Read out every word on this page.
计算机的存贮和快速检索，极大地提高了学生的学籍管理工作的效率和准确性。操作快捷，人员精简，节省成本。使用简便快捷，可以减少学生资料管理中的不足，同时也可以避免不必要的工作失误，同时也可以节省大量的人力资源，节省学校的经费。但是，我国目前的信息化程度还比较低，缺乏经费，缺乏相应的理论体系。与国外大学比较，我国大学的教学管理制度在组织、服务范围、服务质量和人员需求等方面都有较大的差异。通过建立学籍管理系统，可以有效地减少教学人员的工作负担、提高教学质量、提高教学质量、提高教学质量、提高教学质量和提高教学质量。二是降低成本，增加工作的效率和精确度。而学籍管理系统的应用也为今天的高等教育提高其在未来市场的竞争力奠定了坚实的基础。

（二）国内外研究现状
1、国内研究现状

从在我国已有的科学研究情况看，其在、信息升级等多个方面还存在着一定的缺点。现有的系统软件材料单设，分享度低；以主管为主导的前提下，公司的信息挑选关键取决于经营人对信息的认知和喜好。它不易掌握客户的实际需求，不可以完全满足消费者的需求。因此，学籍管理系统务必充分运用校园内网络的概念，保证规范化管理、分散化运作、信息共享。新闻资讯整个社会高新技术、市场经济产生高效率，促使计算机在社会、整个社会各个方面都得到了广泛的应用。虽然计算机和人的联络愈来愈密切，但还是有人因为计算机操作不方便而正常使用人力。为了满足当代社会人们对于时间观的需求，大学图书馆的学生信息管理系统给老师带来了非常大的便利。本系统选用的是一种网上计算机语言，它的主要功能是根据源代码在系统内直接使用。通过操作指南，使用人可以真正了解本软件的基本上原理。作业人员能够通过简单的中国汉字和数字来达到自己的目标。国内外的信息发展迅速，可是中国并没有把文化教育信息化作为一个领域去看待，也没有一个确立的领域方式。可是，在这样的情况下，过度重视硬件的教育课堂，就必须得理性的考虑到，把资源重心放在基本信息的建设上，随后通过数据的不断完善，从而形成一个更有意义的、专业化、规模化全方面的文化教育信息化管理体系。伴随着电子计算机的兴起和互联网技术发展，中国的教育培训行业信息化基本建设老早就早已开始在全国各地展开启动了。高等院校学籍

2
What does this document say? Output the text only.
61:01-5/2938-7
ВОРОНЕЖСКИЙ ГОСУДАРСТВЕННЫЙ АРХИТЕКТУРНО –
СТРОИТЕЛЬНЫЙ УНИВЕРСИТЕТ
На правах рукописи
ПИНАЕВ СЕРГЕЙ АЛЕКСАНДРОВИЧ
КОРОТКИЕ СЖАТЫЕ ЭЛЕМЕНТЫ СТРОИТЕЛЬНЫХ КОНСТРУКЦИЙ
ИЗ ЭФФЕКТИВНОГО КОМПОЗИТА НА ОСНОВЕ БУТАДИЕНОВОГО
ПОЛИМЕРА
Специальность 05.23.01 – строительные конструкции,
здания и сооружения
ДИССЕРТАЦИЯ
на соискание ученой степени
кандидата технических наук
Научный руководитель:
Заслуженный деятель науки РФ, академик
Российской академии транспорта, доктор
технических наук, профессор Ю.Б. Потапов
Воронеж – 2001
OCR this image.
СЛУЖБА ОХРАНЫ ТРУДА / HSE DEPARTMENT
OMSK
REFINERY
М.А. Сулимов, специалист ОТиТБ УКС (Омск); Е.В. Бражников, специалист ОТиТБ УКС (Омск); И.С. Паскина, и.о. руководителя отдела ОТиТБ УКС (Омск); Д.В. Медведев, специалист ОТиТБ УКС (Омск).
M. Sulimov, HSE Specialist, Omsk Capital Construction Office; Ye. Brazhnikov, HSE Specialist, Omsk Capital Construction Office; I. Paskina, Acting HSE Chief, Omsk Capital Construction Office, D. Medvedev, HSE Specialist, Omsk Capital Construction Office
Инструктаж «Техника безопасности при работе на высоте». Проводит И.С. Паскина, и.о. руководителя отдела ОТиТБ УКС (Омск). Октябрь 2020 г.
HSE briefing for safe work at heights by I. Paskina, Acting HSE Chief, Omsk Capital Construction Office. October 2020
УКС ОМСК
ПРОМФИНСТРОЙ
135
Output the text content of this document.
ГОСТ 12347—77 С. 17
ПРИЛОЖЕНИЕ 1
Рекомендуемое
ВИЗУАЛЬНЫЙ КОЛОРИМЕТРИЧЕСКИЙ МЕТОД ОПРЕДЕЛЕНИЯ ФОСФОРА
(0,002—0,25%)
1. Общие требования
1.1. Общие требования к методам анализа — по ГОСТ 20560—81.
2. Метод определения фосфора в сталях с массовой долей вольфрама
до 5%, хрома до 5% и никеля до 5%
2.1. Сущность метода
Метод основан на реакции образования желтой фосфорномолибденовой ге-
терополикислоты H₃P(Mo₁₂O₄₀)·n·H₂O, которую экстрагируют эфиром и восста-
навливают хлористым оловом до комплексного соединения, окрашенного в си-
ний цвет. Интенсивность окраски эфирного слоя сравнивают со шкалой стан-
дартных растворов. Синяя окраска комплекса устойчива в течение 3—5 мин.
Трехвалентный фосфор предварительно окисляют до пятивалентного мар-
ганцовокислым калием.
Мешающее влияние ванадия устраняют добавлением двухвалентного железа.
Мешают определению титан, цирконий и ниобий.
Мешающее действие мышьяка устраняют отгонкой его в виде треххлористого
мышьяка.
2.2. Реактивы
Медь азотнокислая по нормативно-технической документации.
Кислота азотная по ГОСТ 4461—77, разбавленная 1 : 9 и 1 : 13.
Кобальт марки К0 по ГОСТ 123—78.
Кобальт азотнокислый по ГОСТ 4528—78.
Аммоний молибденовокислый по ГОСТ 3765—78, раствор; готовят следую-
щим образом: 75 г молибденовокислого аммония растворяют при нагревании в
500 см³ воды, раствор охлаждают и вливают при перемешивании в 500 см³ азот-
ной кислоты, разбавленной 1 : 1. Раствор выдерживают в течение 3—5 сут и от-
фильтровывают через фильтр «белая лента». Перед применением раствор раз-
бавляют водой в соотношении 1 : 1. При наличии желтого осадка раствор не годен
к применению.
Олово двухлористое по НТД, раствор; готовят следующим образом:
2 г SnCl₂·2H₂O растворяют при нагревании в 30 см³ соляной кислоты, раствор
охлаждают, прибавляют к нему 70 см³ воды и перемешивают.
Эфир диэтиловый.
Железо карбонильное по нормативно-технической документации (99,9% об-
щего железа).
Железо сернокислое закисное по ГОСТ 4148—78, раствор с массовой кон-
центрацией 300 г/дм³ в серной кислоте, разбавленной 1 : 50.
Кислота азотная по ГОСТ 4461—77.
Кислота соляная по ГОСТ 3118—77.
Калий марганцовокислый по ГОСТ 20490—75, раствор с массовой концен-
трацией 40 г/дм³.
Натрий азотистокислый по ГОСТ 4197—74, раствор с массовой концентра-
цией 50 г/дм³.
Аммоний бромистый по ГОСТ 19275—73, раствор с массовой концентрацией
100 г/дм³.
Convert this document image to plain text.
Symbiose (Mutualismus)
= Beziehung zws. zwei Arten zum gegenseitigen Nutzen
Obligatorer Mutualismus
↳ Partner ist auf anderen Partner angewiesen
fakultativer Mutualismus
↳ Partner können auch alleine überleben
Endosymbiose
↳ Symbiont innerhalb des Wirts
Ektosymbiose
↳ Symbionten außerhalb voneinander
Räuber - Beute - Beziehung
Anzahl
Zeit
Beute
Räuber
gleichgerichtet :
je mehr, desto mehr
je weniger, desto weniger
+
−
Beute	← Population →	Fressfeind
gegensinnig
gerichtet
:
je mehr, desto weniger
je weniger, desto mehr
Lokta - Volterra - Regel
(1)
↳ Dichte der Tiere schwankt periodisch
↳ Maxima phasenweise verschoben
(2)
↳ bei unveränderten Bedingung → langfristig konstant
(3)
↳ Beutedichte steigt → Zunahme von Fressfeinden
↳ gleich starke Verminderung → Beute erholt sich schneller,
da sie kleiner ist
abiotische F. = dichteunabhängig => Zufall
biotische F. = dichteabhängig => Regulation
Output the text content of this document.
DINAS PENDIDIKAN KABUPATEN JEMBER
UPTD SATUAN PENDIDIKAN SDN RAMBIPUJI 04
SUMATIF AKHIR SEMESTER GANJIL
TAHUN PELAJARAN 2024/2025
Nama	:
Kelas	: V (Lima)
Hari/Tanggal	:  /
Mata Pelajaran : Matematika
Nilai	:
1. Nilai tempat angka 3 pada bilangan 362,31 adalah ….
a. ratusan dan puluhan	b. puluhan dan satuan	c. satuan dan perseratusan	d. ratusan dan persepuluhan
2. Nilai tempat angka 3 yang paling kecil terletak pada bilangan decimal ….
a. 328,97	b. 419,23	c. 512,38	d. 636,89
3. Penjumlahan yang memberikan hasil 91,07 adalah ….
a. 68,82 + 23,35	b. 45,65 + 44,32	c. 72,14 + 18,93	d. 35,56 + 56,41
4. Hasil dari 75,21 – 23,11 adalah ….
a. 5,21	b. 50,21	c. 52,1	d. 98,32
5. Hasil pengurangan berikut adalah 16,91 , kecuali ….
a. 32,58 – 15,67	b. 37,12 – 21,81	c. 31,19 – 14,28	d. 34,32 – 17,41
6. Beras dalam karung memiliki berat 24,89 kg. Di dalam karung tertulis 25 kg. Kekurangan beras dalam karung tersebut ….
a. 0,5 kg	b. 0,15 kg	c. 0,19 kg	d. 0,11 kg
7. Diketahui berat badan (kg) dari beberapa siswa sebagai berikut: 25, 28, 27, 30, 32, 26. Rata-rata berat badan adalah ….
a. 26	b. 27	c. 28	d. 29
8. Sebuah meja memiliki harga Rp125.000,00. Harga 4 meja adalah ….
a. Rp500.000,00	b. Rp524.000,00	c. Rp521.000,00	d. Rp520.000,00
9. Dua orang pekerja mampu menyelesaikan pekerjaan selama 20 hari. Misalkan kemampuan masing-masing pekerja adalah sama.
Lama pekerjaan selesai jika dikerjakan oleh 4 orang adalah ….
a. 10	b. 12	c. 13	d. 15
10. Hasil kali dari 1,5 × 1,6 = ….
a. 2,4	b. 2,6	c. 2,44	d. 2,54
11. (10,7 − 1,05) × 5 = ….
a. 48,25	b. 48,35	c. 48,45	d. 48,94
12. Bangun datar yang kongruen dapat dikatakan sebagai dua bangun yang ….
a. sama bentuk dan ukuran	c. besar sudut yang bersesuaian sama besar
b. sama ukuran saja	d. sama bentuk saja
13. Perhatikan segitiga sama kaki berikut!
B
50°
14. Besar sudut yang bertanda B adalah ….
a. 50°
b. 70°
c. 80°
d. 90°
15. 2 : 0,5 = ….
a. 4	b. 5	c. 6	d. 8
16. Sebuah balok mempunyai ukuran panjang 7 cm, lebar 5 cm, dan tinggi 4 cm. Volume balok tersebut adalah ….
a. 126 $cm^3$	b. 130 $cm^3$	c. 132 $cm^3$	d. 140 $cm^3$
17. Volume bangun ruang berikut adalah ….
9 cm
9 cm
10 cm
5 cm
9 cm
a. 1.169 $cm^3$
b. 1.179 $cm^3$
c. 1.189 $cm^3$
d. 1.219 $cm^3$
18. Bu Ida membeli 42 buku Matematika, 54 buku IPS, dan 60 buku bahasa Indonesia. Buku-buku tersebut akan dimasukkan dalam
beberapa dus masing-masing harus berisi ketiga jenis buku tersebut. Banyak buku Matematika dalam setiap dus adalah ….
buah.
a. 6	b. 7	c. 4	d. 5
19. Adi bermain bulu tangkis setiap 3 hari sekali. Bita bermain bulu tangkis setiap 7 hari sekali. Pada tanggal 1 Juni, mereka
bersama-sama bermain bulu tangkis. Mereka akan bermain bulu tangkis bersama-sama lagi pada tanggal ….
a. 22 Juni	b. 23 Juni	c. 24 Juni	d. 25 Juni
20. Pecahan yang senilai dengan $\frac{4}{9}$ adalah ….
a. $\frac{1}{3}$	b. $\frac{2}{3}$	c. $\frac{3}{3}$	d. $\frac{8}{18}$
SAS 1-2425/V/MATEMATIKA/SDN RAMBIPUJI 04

» PROBLEM DETAILS:
State how many lines include the string "mehr", and nothing more.

» FINAL RESULT:
3